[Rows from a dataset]
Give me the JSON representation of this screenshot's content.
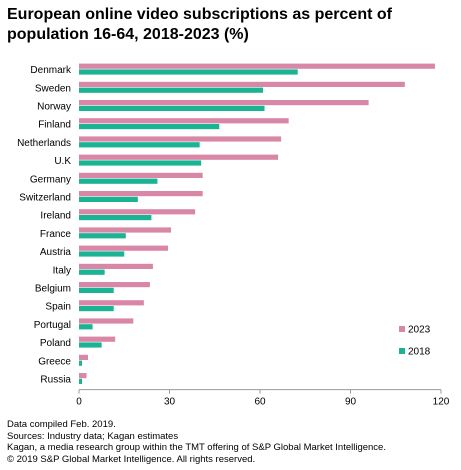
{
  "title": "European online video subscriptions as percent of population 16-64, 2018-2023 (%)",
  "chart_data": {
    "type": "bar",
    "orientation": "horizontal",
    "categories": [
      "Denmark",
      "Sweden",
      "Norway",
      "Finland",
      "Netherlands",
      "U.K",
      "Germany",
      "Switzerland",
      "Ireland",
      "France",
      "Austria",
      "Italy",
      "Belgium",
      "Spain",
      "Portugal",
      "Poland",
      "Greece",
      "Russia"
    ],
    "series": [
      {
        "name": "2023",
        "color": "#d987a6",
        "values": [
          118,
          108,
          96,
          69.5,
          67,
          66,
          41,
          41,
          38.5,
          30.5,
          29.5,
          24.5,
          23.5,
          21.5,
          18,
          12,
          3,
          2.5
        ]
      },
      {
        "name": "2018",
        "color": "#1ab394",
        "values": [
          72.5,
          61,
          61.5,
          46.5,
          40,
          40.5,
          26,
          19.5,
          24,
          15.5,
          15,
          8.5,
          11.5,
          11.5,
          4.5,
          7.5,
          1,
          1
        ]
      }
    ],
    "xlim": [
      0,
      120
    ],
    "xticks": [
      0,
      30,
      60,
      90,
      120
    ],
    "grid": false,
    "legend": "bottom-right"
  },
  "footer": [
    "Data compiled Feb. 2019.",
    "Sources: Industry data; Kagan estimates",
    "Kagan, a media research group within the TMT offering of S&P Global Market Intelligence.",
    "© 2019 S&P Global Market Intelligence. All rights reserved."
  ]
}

--

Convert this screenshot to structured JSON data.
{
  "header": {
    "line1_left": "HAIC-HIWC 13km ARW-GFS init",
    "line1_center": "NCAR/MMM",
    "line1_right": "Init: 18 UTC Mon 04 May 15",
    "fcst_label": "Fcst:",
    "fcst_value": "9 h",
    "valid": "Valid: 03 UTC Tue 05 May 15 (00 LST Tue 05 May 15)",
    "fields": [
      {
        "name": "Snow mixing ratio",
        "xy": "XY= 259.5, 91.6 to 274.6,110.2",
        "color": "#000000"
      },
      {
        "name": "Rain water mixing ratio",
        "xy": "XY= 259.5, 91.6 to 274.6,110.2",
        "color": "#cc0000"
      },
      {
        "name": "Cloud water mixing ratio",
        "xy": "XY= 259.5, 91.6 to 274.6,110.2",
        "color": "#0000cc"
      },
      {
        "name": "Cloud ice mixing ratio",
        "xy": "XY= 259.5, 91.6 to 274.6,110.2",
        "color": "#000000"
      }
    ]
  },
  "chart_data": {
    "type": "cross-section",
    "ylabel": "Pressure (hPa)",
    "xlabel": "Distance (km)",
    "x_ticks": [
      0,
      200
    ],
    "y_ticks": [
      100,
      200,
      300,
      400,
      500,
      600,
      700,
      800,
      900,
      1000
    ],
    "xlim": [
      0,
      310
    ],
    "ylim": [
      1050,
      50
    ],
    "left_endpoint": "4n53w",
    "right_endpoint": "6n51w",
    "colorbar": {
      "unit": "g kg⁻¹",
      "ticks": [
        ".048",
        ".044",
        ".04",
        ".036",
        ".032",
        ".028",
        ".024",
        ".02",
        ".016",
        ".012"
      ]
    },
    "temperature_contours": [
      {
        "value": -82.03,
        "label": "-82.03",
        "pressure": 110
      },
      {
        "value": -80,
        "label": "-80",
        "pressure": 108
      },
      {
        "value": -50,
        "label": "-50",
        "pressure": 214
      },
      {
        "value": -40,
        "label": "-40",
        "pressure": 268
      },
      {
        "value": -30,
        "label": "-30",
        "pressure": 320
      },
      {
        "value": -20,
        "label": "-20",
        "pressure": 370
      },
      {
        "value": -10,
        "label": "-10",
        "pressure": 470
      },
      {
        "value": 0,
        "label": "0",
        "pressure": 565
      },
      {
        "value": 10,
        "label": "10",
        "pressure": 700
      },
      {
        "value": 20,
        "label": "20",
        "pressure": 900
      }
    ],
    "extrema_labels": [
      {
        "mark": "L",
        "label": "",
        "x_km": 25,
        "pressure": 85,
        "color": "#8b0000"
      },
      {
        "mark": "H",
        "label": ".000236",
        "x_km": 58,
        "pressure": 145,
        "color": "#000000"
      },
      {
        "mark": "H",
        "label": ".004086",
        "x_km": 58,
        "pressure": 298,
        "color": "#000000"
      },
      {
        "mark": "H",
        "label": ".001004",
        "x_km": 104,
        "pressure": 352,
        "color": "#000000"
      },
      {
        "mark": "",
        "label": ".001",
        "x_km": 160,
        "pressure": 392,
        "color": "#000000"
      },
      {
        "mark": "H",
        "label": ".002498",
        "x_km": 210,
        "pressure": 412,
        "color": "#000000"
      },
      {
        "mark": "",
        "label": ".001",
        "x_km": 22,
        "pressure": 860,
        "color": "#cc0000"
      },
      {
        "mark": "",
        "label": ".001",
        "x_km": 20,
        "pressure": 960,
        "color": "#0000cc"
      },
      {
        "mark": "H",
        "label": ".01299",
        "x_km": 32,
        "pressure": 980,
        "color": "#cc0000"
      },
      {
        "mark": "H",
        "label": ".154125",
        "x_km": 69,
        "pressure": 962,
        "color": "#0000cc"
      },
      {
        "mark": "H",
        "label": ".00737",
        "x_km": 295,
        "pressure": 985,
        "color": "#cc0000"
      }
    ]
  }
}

==

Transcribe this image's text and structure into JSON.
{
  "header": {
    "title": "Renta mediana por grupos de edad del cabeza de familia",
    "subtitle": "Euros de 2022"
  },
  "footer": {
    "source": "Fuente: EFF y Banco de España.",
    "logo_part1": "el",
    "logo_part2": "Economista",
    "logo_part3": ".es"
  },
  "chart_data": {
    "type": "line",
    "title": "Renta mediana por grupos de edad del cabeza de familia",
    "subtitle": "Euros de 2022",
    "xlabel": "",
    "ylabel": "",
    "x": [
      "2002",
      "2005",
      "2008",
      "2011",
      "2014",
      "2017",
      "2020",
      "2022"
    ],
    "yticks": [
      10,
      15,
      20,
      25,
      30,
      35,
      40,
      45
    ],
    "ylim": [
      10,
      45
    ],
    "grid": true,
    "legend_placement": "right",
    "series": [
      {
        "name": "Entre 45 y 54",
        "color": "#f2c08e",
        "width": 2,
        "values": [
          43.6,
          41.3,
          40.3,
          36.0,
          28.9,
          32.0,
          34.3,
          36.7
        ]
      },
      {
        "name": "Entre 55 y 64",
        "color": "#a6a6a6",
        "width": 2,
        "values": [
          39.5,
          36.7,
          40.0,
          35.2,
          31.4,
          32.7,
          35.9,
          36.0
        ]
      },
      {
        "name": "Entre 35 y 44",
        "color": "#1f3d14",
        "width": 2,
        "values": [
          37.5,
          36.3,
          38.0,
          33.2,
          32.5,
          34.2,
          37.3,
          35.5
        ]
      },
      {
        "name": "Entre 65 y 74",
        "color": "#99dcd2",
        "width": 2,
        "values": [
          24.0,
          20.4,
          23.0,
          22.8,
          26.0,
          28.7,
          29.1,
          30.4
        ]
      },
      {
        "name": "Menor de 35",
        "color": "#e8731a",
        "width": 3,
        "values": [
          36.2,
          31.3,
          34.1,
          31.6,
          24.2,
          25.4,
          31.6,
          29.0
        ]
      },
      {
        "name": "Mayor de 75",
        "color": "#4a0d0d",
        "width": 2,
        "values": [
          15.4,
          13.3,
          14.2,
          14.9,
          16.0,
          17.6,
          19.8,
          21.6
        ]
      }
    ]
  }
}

◆ Exercise directions ◆
Read through the entries and copy every line that includes "Intelligence".

◆ Answer to the exercise ◆
    "Kagan, a media research group within the TMT offering of S&P Global Market Intelligence.",
    "© 2019 S&P Global Market Intelligence. All rights reserved."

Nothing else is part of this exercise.